Extracted records:
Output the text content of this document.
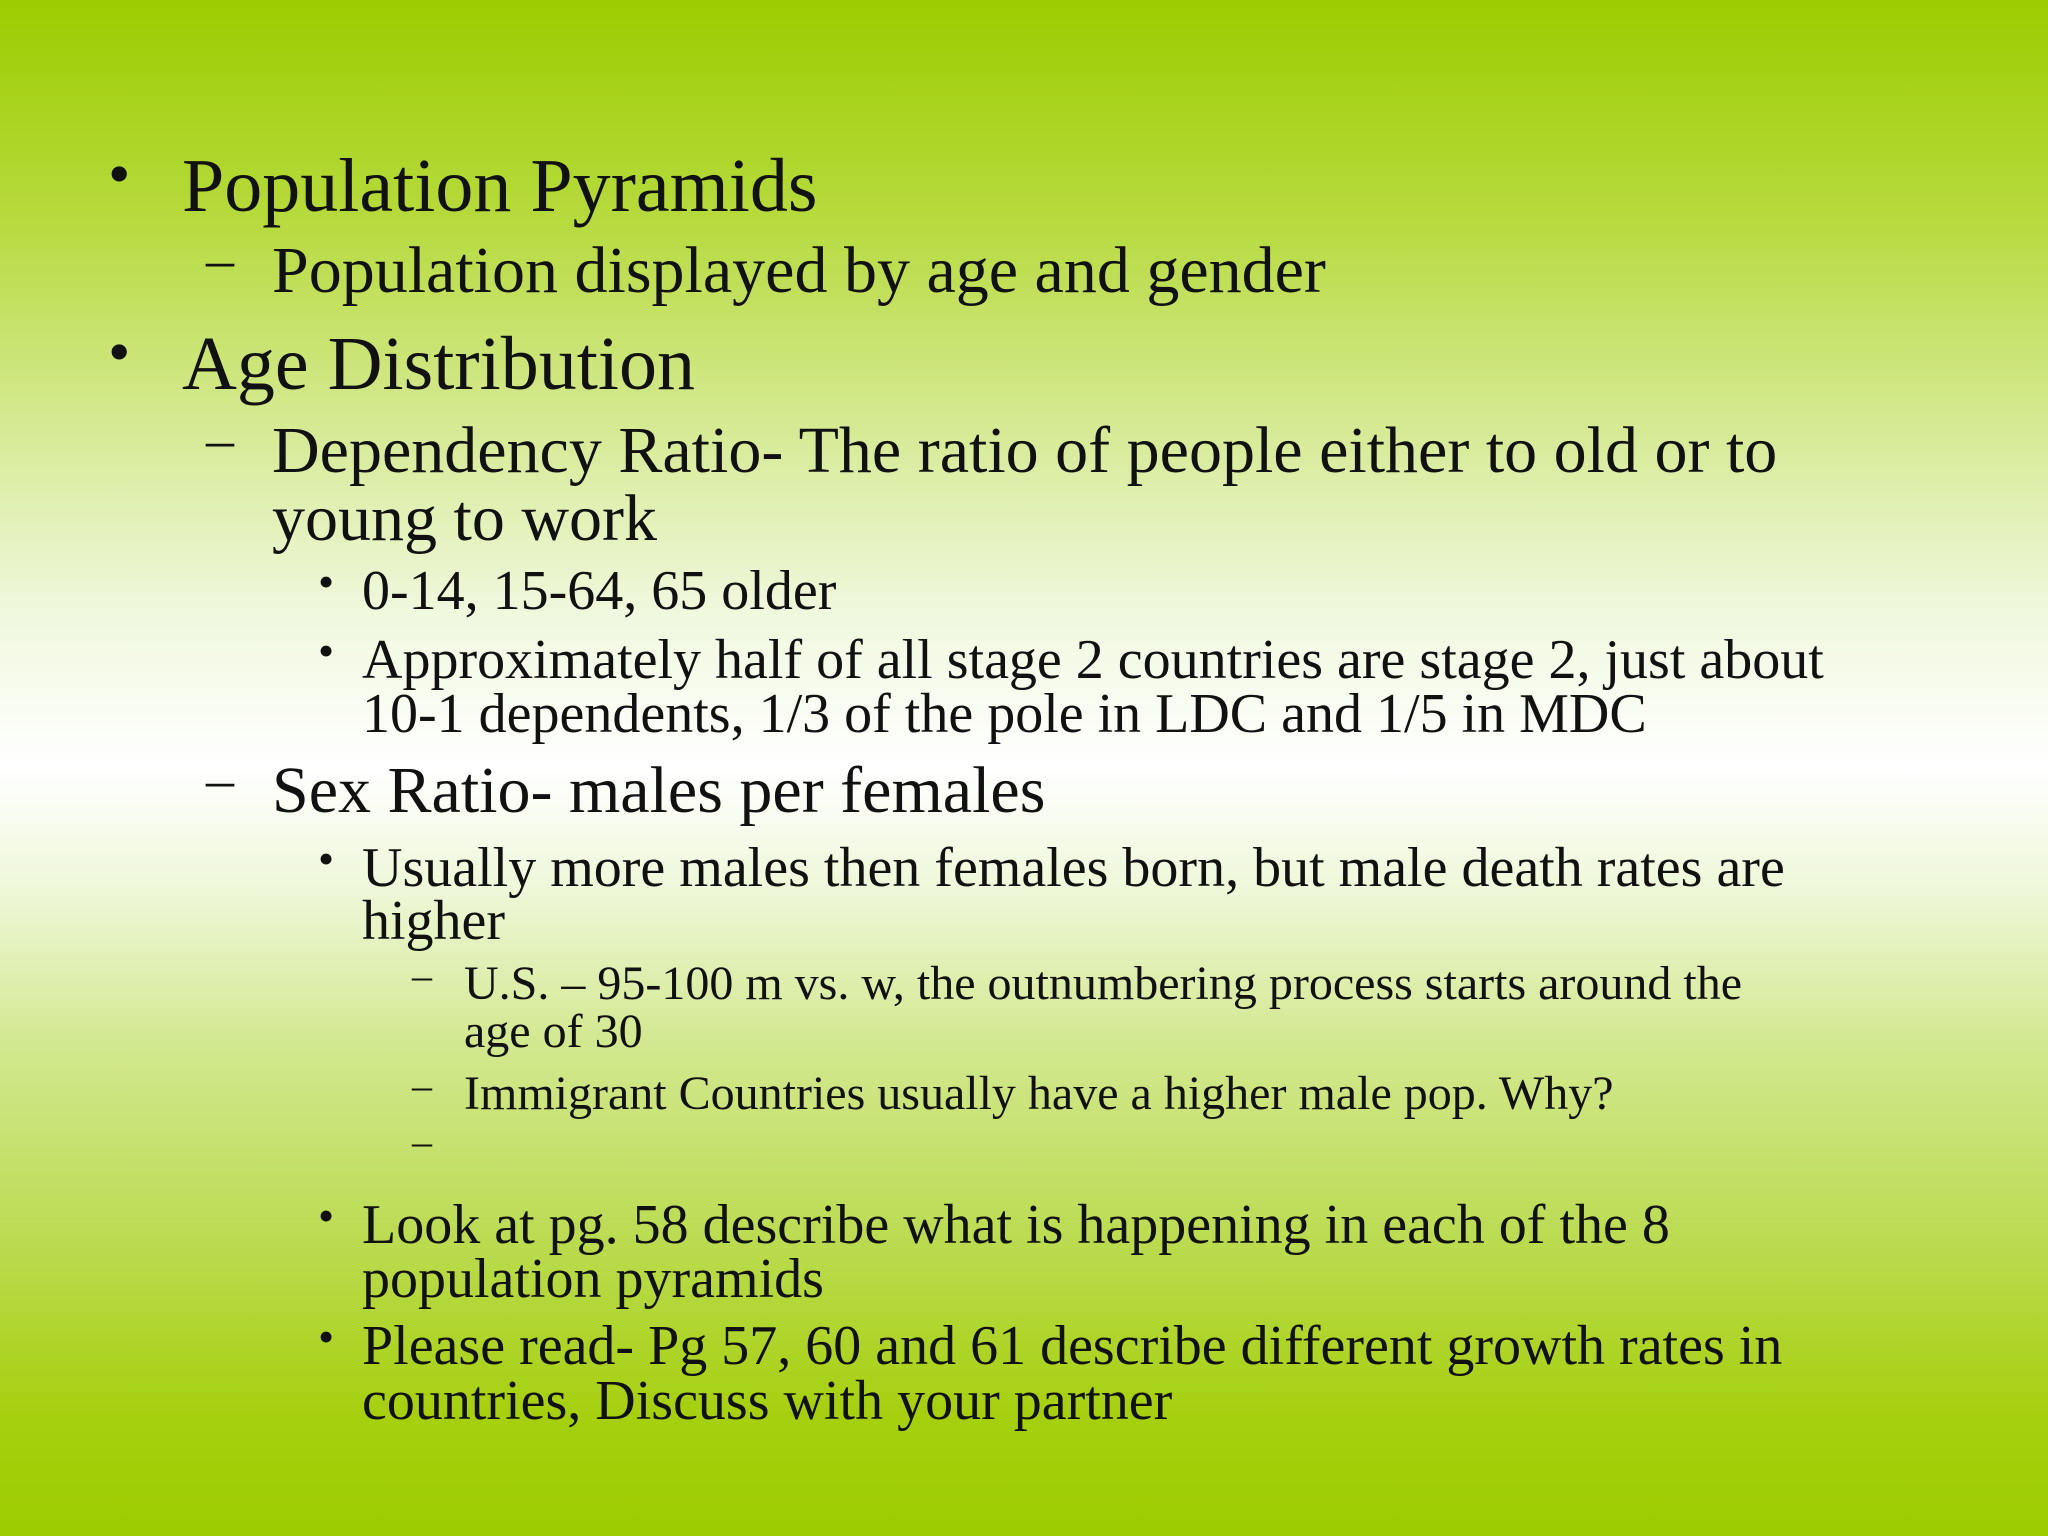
• Population Pyramids
– Population displayed by age and gender
• Age Distribution
– Dependency Ratio- The ratio of people either to old or to
young to work
• 0-14, 15-64, 65 older
• Approximately half of all stage 2 countries are stage 2, just about
10-1 dependents, 1/3 of the pole in LDC and 1/5 in MDC
– Sex Ratio- males per females
• Usually more males then females born, but male death rates are
higher
– U.S. – 95-100 m vs. w, the outnumbering process starts around the
age of 30
– Immigrant Countries usually have a higher male pop. Why?
–
• Look at pg. 58 describe what is happening in each of the 8
population pyramids
• Please read- Pg 57, 60 and 61 describe different growth rates in
countries, Discuss with your partner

> **STATED GOAL**: Which lines contain "higher"? Copy each of them.

> **SOLUTION**:
higher
– Immigrant Countries usually have a higher male pop. Why?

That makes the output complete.